Wherever the word "nÄnderungen" appears in a line, copy that line.

:::::

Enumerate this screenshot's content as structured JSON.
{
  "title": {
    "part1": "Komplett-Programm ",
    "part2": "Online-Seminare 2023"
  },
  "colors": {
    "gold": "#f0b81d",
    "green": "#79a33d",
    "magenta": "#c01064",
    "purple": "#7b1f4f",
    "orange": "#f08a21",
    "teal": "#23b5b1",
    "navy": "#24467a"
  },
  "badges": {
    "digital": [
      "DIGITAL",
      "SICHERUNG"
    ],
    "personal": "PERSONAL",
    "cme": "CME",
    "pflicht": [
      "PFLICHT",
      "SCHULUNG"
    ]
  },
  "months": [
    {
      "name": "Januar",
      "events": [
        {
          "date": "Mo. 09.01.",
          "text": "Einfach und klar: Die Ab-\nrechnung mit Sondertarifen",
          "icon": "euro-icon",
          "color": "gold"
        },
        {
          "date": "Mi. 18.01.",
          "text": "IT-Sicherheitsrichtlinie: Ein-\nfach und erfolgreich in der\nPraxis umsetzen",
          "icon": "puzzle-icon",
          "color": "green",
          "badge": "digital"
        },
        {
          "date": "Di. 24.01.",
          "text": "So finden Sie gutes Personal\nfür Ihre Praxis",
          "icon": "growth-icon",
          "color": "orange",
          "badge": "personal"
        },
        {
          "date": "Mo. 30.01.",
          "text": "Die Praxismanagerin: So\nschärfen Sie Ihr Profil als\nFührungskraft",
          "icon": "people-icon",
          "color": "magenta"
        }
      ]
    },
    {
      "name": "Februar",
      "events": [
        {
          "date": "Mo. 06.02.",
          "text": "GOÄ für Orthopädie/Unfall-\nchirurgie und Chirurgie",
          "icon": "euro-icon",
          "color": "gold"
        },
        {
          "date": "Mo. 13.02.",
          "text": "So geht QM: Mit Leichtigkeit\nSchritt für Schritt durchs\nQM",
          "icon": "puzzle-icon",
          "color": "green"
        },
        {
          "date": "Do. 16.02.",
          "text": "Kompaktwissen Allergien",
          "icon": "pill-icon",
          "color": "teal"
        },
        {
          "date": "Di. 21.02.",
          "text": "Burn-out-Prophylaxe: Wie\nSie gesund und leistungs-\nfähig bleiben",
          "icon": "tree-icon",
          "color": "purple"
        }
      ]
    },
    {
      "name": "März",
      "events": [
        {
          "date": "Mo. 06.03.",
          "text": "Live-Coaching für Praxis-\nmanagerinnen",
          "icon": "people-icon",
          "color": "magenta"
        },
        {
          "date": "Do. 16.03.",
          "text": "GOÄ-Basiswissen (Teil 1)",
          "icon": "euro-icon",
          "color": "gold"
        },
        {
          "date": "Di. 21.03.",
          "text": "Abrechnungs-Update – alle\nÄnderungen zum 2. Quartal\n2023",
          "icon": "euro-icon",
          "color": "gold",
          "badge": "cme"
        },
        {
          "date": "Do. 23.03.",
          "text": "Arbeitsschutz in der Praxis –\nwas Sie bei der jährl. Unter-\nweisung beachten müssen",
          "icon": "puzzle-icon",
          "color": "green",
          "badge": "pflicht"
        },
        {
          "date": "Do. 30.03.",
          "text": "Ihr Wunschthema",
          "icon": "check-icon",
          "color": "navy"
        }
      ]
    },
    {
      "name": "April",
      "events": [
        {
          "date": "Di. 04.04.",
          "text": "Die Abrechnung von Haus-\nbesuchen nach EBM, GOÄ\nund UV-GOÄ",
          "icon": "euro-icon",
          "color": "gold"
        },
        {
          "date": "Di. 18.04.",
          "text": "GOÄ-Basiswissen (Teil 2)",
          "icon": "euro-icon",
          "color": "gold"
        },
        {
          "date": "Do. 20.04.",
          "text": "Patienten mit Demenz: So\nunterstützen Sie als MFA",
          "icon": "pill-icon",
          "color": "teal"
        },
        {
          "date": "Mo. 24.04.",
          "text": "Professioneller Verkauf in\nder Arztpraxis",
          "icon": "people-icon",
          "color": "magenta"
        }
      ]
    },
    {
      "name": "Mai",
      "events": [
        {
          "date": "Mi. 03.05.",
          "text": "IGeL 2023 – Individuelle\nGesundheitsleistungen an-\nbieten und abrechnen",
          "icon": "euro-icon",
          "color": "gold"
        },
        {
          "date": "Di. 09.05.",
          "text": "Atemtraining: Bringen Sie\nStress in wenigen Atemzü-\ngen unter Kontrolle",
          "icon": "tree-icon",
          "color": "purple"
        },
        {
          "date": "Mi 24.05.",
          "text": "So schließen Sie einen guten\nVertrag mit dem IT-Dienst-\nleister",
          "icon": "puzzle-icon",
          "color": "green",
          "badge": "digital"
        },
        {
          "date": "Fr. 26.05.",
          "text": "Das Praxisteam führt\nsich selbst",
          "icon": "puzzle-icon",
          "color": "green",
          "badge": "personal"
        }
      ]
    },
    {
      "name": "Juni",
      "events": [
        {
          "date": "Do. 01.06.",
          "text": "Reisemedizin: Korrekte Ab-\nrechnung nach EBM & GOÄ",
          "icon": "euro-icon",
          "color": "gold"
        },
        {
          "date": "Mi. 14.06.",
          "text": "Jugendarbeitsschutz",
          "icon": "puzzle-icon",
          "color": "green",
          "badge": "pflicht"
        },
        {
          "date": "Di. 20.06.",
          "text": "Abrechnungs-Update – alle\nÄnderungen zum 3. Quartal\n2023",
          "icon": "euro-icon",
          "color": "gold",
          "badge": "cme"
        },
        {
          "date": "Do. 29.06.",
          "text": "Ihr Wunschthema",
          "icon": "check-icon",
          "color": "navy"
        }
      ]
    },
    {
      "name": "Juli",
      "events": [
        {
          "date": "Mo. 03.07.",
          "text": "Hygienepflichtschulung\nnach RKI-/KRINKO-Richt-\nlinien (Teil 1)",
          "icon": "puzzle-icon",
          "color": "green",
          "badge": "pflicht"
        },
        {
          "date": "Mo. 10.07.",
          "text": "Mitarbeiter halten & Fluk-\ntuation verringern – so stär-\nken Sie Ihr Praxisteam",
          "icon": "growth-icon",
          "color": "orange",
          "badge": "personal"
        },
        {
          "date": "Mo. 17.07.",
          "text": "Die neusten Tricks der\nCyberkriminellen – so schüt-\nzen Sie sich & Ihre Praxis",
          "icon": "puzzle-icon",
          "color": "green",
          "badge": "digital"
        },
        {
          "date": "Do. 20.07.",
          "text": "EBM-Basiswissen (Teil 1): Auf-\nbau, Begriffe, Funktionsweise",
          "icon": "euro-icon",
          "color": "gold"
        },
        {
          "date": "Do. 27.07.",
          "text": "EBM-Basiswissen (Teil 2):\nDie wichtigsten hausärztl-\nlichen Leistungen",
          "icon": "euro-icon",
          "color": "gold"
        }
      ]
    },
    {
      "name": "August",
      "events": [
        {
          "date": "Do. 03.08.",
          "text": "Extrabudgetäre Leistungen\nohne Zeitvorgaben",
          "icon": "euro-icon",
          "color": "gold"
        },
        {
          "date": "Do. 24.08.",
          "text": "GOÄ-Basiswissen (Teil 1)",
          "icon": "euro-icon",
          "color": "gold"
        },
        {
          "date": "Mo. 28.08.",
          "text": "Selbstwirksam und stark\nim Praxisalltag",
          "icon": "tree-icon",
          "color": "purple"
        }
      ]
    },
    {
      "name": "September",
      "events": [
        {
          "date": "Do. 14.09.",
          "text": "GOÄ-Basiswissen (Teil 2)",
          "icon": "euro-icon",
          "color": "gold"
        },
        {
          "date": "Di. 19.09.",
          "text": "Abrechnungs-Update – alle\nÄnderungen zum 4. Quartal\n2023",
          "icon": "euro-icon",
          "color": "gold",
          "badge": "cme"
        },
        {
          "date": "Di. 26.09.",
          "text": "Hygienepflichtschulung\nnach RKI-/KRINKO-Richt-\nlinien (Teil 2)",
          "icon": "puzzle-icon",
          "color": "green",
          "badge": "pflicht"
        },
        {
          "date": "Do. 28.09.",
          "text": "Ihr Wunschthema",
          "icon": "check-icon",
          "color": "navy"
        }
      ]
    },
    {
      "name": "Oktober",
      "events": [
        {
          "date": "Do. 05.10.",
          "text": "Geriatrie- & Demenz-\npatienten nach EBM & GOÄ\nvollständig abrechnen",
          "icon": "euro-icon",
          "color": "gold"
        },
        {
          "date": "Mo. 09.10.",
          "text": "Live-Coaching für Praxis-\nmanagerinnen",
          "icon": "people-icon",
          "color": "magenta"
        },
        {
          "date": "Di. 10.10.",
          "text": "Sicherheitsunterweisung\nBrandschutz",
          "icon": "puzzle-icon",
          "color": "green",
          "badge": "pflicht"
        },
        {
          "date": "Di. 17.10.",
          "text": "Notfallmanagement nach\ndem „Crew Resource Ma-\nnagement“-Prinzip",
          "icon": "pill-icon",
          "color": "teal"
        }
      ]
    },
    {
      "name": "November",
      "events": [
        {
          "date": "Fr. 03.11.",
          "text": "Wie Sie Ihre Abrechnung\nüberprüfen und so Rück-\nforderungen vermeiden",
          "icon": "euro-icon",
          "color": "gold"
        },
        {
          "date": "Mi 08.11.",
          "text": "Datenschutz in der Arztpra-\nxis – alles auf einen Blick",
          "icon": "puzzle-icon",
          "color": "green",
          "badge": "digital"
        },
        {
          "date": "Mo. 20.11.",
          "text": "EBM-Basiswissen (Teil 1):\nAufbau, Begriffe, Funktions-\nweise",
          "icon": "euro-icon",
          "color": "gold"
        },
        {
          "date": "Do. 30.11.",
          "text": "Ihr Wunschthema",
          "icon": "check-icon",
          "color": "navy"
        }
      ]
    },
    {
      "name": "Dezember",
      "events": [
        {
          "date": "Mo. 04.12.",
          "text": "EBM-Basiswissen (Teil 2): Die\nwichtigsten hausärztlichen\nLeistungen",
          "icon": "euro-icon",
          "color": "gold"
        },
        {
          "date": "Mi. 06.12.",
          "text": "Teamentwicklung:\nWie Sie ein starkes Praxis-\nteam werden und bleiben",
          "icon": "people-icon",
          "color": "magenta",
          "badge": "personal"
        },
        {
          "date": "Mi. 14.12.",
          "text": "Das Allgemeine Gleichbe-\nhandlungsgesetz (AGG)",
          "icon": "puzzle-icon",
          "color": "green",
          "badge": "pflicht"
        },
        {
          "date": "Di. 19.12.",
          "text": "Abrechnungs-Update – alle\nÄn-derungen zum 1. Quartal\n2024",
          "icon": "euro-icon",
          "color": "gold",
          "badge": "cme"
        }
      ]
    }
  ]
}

:::::

__RESULT OF THIS EXERCISE__.
          "text": "Abrechnungs-Update – alle\nÄnderungen zum 2. Quartal\n2023",
          "text": "Abrechnungs-Update – alle\nÄnderungen zum 3. Quartal\n2023",
          "text": "Abrechnungs-Update – alle\nÄnderungen zum 4. Quartal\n2023",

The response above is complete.